[Dataset records]
---
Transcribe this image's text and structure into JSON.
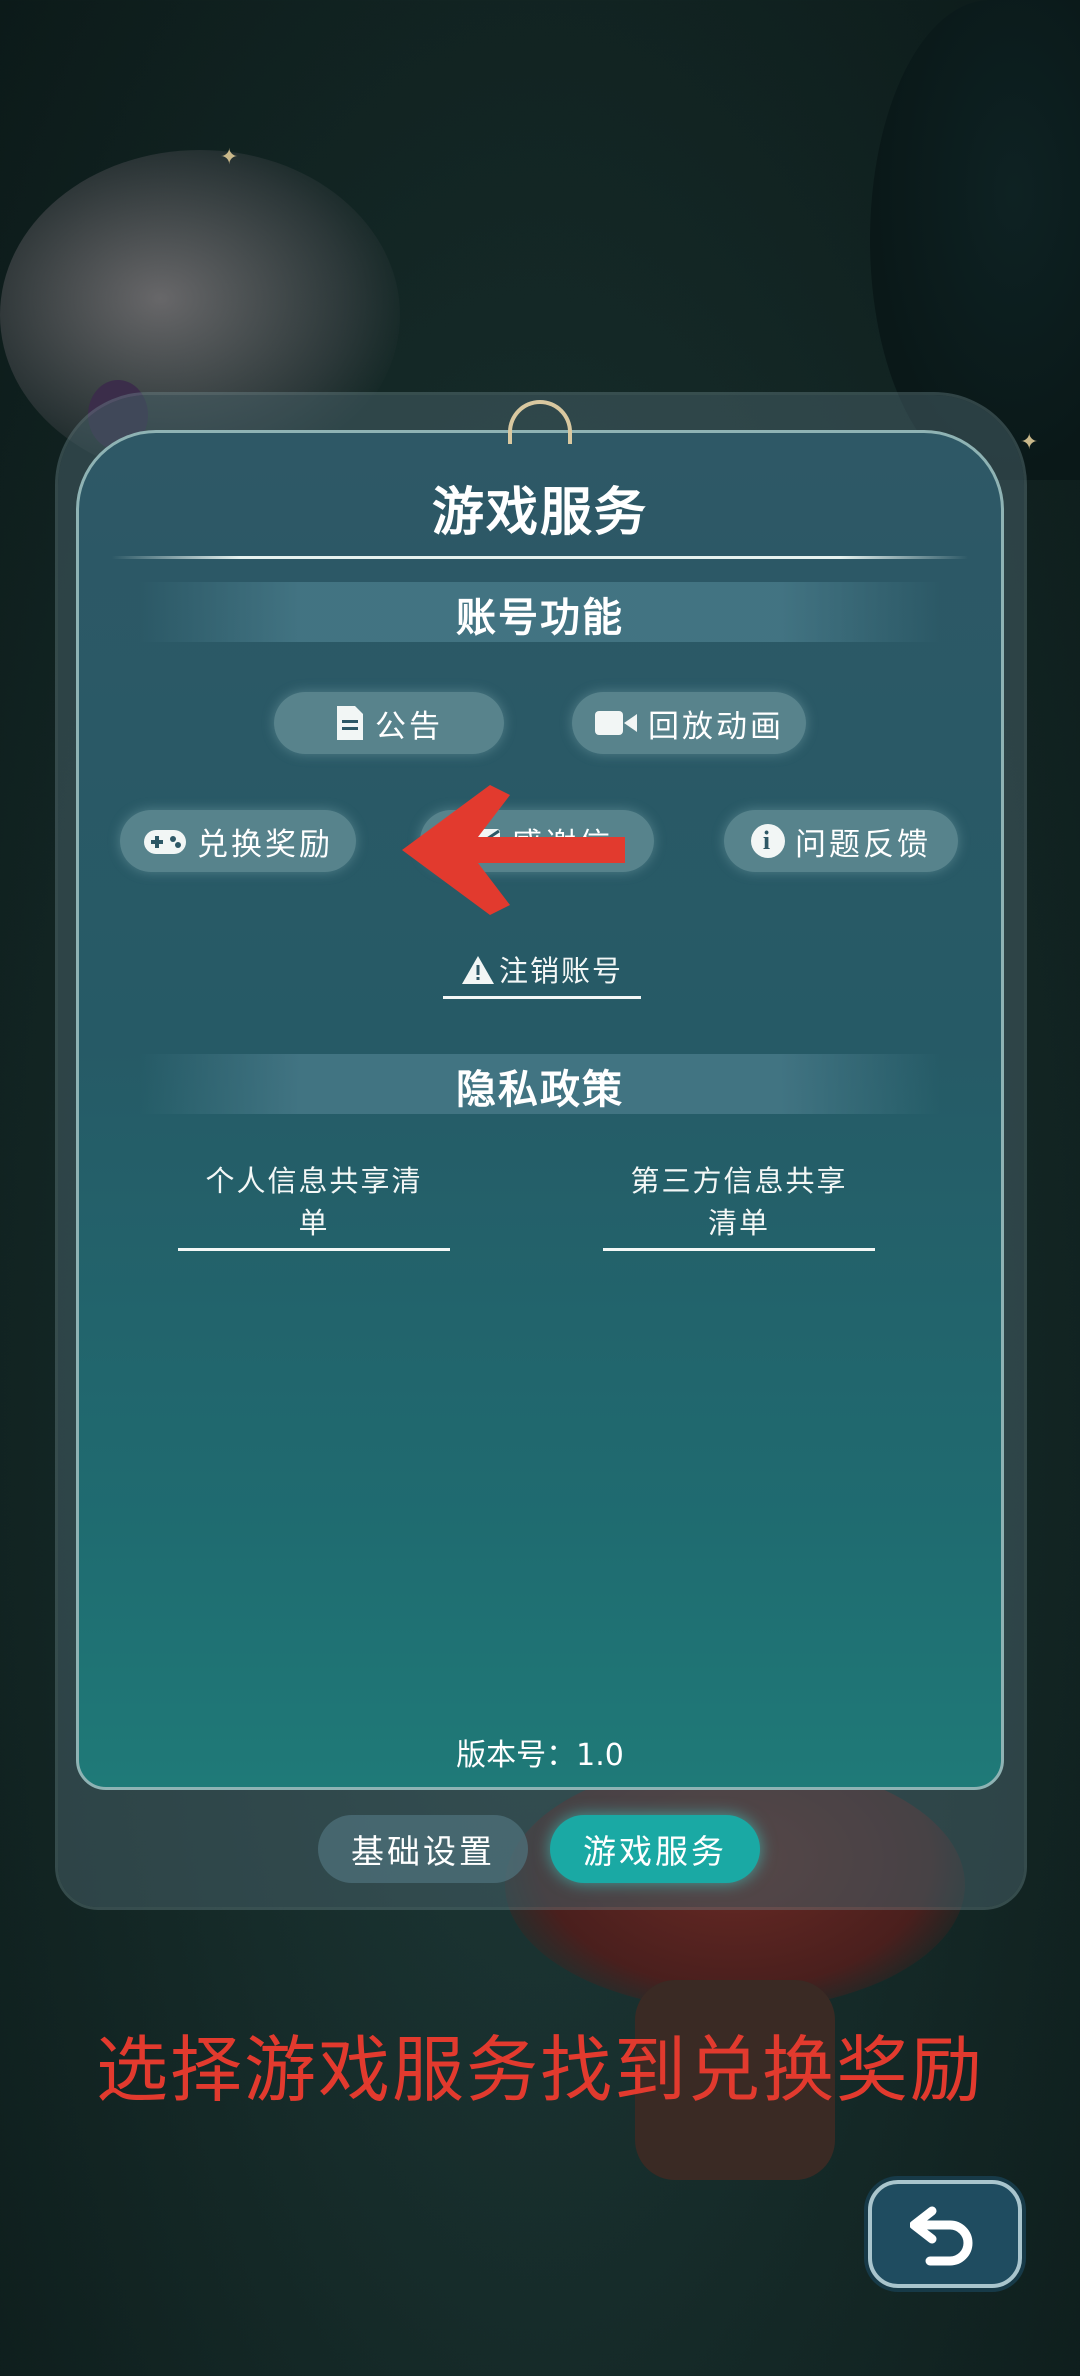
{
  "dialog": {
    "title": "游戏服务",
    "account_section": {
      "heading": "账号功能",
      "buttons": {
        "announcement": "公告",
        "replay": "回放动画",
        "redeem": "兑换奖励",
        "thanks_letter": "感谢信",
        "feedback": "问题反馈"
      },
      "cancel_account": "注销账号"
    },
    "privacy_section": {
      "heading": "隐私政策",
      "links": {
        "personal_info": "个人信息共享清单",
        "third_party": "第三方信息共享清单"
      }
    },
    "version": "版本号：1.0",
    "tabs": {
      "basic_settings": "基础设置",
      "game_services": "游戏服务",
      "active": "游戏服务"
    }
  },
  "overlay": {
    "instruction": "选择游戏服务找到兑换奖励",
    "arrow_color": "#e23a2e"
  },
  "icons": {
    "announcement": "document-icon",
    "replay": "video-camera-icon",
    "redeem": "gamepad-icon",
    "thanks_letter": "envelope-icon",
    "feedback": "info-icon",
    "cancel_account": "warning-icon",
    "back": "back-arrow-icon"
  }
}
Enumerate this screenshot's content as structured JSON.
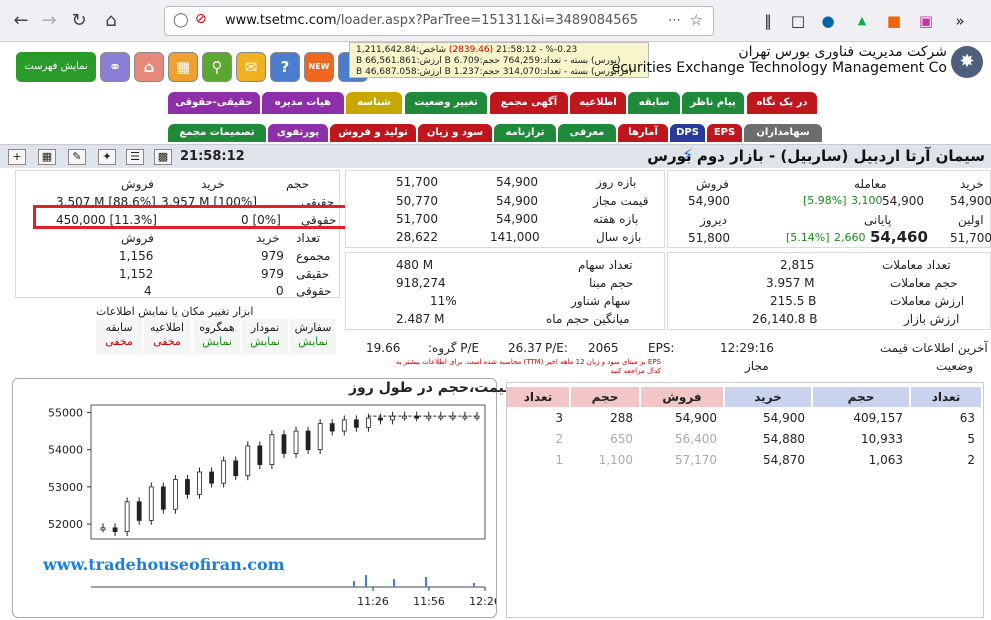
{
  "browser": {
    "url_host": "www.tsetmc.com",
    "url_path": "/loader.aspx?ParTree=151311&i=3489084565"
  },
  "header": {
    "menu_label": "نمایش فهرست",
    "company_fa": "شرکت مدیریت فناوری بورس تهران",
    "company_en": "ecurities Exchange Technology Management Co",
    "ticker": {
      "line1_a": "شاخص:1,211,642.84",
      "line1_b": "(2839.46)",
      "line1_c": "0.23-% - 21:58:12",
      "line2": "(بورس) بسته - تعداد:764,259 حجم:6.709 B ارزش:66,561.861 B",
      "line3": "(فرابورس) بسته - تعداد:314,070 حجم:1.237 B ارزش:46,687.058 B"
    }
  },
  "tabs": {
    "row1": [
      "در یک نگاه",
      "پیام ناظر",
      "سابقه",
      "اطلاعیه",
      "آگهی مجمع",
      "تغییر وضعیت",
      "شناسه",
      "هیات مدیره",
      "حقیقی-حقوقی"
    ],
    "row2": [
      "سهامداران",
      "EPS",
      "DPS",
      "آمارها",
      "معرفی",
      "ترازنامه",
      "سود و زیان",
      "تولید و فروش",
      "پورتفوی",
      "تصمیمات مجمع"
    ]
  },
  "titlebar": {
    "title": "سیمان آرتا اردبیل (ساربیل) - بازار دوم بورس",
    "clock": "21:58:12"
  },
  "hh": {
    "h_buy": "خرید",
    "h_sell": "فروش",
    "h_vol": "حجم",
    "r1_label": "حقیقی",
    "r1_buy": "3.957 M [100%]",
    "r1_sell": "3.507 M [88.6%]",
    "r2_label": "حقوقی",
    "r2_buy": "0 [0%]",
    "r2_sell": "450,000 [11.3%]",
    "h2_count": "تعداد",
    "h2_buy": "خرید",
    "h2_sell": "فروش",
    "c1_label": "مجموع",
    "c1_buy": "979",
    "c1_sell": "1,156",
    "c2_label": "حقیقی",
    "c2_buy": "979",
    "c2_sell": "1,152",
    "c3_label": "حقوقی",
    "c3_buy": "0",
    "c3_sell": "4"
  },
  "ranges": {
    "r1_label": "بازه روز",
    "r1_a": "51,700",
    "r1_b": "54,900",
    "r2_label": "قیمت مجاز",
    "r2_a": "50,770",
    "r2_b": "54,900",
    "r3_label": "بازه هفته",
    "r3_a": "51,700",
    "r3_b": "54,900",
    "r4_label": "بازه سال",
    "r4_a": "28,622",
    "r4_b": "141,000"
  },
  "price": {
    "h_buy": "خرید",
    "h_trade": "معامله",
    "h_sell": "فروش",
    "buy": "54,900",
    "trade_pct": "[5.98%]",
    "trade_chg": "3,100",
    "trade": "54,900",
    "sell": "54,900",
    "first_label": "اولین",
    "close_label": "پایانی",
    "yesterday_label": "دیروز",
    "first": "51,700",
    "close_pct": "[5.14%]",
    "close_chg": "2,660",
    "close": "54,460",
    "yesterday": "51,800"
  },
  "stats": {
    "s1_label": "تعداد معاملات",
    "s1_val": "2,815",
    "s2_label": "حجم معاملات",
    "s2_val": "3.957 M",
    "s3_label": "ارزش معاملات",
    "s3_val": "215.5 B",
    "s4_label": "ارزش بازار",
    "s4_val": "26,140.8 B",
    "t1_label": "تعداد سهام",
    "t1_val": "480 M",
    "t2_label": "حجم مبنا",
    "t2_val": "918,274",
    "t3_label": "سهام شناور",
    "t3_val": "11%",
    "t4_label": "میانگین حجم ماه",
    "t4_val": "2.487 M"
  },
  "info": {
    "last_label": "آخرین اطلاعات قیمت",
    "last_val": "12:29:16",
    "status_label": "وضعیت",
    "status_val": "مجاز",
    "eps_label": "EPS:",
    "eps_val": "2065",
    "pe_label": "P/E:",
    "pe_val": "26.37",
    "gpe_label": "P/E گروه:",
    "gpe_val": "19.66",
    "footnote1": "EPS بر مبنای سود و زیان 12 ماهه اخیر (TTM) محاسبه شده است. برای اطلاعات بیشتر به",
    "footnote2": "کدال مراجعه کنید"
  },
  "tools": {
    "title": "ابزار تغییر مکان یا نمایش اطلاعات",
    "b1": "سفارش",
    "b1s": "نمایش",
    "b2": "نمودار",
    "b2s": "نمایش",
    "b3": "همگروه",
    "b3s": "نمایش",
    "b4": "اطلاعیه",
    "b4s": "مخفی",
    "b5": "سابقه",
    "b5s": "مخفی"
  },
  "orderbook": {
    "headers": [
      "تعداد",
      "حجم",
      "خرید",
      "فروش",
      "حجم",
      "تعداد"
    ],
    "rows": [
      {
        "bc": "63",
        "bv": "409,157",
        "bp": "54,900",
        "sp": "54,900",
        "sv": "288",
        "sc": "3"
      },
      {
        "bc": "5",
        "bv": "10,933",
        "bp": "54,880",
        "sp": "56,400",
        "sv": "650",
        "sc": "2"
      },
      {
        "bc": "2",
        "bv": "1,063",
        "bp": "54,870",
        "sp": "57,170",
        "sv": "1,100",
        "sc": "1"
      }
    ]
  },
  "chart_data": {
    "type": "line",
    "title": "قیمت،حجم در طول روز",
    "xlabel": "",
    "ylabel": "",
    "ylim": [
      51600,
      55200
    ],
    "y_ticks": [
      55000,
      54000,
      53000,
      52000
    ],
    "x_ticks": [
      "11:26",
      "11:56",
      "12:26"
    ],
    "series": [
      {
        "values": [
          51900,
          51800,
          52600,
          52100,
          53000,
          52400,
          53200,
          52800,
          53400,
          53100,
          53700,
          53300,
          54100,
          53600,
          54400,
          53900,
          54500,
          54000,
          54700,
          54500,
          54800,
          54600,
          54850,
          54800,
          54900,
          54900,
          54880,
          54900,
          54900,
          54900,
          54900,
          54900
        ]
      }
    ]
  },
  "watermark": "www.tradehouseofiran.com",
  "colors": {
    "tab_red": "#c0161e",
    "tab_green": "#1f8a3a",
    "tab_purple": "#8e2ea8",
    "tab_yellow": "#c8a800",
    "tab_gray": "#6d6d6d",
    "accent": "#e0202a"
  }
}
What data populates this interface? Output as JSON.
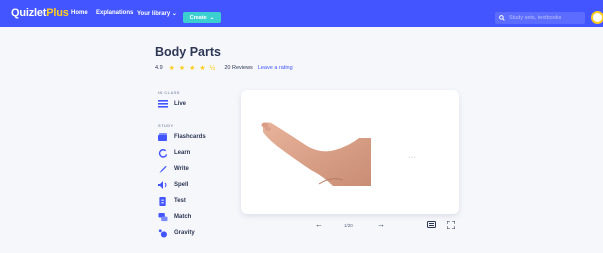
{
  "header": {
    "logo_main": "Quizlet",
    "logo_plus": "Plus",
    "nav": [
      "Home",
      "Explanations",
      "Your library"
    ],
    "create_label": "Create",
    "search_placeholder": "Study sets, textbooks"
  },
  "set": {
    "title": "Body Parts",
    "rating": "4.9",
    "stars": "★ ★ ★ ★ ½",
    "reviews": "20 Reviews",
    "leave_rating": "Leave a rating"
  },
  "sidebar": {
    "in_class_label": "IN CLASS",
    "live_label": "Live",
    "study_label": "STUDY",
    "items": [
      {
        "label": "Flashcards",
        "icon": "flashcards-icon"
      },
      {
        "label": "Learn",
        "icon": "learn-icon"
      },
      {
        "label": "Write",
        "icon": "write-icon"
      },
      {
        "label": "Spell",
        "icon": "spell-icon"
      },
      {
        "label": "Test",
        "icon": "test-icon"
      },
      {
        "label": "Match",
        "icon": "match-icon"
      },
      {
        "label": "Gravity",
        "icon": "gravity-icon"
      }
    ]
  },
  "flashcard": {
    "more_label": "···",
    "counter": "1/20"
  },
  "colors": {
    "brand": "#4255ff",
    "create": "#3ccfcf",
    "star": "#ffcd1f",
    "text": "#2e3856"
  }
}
---
Find the lines containing "زیان" and list every one of them.

Exercise solution:
      "سود و زیان",
    "footnote1": "EPS بر مبنای سود و زیان 12 ماهه اخیر (TTM) محاسبه شده است. برای اطلاعات بیشتر به",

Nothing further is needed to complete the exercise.